PROVIDED INFORMATION:

* BEGIN *

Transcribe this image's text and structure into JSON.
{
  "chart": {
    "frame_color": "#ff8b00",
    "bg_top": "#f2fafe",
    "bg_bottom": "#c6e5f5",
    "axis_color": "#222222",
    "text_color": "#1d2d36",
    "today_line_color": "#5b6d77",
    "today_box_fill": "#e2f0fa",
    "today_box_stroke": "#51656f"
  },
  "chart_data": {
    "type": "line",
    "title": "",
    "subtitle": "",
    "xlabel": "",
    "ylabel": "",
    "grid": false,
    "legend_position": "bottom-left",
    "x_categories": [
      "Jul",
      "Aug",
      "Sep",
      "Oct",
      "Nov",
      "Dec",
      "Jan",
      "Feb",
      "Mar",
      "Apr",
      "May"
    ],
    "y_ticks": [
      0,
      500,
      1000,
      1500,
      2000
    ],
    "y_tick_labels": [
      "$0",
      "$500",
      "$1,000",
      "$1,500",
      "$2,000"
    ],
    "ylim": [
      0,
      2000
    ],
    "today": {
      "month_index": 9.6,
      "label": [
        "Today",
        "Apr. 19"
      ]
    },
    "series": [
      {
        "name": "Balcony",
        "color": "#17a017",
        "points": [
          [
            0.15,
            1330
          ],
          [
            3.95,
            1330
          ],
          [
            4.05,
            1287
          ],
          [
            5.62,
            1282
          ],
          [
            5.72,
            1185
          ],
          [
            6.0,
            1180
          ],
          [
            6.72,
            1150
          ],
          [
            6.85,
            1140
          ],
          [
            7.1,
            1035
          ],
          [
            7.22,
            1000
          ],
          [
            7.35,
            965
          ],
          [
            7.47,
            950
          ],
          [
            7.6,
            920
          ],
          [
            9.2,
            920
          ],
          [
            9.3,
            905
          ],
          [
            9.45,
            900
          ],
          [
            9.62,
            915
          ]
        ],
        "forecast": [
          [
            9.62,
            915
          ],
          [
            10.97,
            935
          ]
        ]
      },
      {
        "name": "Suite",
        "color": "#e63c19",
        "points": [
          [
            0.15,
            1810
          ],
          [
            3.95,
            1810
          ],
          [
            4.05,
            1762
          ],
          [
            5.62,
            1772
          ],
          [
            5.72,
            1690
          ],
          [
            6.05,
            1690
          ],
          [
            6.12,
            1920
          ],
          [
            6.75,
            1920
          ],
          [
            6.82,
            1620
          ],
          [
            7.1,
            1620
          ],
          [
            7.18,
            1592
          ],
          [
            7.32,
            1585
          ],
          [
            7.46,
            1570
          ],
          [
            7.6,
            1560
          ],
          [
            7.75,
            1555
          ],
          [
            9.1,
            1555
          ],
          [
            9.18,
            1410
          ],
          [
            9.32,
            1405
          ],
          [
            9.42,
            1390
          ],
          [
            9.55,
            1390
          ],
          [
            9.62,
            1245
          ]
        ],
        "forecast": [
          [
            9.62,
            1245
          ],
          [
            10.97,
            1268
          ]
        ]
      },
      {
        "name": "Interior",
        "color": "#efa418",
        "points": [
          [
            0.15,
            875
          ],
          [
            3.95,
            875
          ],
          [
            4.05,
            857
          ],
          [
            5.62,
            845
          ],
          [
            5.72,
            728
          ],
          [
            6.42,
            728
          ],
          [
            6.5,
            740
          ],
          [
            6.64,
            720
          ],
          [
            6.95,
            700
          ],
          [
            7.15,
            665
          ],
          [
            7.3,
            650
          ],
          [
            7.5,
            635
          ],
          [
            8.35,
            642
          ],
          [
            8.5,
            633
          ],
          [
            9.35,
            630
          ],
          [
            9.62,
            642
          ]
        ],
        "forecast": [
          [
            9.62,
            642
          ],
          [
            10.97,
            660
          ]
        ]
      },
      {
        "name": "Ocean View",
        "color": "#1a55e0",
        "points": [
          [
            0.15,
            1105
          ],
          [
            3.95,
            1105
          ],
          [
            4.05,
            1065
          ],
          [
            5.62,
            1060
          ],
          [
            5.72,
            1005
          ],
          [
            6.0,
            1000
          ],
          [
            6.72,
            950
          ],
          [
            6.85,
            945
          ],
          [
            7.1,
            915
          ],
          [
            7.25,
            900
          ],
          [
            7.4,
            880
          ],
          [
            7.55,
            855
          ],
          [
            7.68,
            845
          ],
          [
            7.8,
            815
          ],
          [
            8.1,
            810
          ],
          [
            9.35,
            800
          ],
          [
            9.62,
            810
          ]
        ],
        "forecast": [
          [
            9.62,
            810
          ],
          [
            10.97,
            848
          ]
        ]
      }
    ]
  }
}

* END *

In the records above, find each line that holds the word "name"; copy all such lines.

SOLUTION:
        "name": "Balcony",
        "name": "Suite",
        "name": "Interior",
        "name": "Ocean View",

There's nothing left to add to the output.